# Input for this task start
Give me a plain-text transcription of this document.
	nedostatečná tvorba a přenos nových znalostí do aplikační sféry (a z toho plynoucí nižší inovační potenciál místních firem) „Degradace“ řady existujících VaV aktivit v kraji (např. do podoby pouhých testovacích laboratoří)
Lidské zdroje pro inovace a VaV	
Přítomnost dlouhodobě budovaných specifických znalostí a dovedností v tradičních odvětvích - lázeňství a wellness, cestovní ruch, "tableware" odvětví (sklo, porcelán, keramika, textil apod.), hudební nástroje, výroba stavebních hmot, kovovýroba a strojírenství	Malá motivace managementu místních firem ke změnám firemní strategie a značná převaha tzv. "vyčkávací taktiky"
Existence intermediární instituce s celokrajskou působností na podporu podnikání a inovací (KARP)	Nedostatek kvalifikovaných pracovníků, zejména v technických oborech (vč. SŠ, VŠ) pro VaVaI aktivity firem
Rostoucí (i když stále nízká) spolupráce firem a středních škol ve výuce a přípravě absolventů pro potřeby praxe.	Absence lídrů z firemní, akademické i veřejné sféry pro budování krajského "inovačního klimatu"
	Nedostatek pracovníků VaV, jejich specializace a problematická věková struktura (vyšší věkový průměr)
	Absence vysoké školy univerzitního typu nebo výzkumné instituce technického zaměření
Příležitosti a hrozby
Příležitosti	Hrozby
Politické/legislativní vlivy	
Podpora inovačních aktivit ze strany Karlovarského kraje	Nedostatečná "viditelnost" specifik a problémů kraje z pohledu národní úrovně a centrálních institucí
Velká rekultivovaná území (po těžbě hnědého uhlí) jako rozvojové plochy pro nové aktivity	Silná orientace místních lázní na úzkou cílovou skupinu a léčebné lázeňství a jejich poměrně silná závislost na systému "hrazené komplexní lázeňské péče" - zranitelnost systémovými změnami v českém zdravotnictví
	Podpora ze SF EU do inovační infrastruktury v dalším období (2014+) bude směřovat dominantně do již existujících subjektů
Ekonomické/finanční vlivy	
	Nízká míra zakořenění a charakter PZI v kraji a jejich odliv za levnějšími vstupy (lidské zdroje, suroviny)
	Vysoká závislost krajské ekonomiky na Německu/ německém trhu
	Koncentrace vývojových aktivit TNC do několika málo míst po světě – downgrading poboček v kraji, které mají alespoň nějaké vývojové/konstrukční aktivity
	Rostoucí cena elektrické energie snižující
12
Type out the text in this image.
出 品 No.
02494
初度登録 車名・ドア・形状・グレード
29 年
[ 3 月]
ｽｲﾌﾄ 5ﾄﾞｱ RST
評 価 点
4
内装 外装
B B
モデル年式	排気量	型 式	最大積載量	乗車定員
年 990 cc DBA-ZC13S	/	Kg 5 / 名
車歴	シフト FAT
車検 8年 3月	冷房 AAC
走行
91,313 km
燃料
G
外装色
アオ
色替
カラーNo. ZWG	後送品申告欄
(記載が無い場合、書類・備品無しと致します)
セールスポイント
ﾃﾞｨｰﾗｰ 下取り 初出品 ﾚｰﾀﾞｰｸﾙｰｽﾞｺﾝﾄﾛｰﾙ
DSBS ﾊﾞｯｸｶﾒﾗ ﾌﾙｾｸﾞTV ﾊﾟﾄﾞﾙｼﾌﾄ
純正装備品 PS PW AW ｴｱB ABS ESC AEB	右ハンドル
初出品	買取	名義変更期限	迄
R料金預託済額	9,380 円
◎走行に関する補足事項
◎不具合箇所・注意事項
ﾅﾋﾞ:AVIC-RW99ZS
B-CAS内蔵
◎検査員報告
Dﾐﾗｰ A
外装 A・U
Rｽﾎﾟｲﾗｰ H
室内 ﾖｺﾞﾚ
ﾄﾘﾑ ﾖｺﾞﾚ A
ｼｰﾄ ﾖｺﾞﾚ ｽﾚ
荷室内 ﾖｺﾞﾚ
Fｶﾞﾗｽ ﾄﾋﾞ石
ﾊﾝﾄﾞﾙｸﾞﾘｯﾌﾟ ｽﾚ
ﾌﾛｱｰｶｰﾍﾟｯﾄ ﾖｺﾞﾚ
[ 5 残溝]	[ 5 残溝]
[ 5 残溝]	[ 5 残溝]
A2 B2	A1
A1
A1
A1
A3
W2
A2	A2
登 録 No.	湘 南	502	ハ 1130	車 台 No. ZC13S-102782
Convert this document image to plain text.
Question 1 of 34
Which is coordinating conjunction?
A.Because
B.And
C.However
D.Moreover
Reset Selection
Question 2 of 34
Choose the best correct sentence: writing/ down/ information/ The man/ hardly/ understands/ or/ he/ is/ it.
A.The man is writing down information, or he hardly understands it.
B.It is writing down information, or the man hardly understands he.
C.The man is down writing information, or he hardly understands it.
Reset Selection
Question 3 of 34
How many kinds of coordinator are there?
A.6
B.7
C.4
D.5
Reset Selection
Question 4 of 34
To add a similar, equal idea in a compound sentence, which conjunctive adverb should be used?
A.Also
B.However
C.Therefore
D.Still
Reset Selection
# Input for this task end
Given request
Return the line that contains "Type out the text in this image." along with every line after it through the end of the entries, exactly, adding nothing.

Exercise result
Type out the text in this image.
出 品 No.
02494
初度登録 車名・ドア・形状・グレード
29 年
[ 3 月]
ｽｲﾌﾄ 5ﾄﾞｱ RST
評 価 点
4
内装 外装
B B
モデル年式	排気量	型 式	最大積載量	乗車定員
年 990 cc DBA-ZC13S	/	Kg 5 / 名
車歴	シフト FAT
車検 8年 3月	冷房 AAC
走行
91,313 km
燃料
G
外装色
アオ
色替
カラーNo. ZWG	後送品申告欄
(記載が無い場合、書類・備品無しと致します)
セールスポイント
ﾃﾞｨｰﾗｰ 下取り 初出品 ﾚｰﾀﾞｰｸﾙｰｽﾞｺﾝﾄﾛｰﾙ
DSBS ﾊﾞｯｸｶﾒﾗ ﾌﾙｾｸﾞTV ﾊﾟﾄﾞﾙｼﾌﾄ
純正装備品 PS PW AW ｴｱB ABS ESC AEB	右ハンドル
初出品	買取	名義変更期限	迄
R料金預託済額	9,380 円
◎走行に関する補足事項
◎不具合箇所・注意事項
ﾅﾋﾞ:AVIC-RW99ZS
B-CAS内蔵
◎検査員報告
Dﾐﾗｰ A
外装 A・U
Rｽﾎﾟｲﾗｰ H
室内 ﾖｺﾞﾚ
ﾄﾘﾑ ﾖｺﾞﾚ A
ｼｰﾄ ﾖｺﾞﾚ ｽﾚ
荷室内 ﾖｺﾞﾚ
Fｶﾞﾗｽ ﾄﾋﾞ石
ﾊﾝﾄﾞﾙｸﾞﾘｯﾌﾟ ｽﾚ
ﾌﾛｱｰｶｰﾍﾟｯﾄ ﾖｺﾞﾚ
[ 5 残溝]	[ 5 残溝]
[ 5 残溝]	[ 5 残溝]
A2 B2	A1
A1
A1
A1
A3
W2
A2	A2
登 録 No.	湘 南	502	ハ 1130	車 台 No. ZC13S-102782
Convert this document image to plain text.
Question 1 of 34
Which is coordinating conjunction?
A.Because
B.And
C.However
D.Moreover
Reset Selection
Question 2 of 34
Choose the best correct sentence: writing/ down/ information/ The man/ hardly/ understands/ or/ he/ is/ it.
A.The man is writing down information, or he hardly understands it.
B.It is writing down information, or the man hardly understands he.
C.The man is down writing information, or he hardly understands it.
Reset Selection
Question 3 of 34
How many kinds of coordinator are there?
A.6
B.7
C.4
D.5
Reset Selection
Question 4 of 34
To add a similar, equal idea in a compound sentence, which conjunctive adverb should be used?
A.Also
B.However
C.Therefore
D.Still
Reset Selection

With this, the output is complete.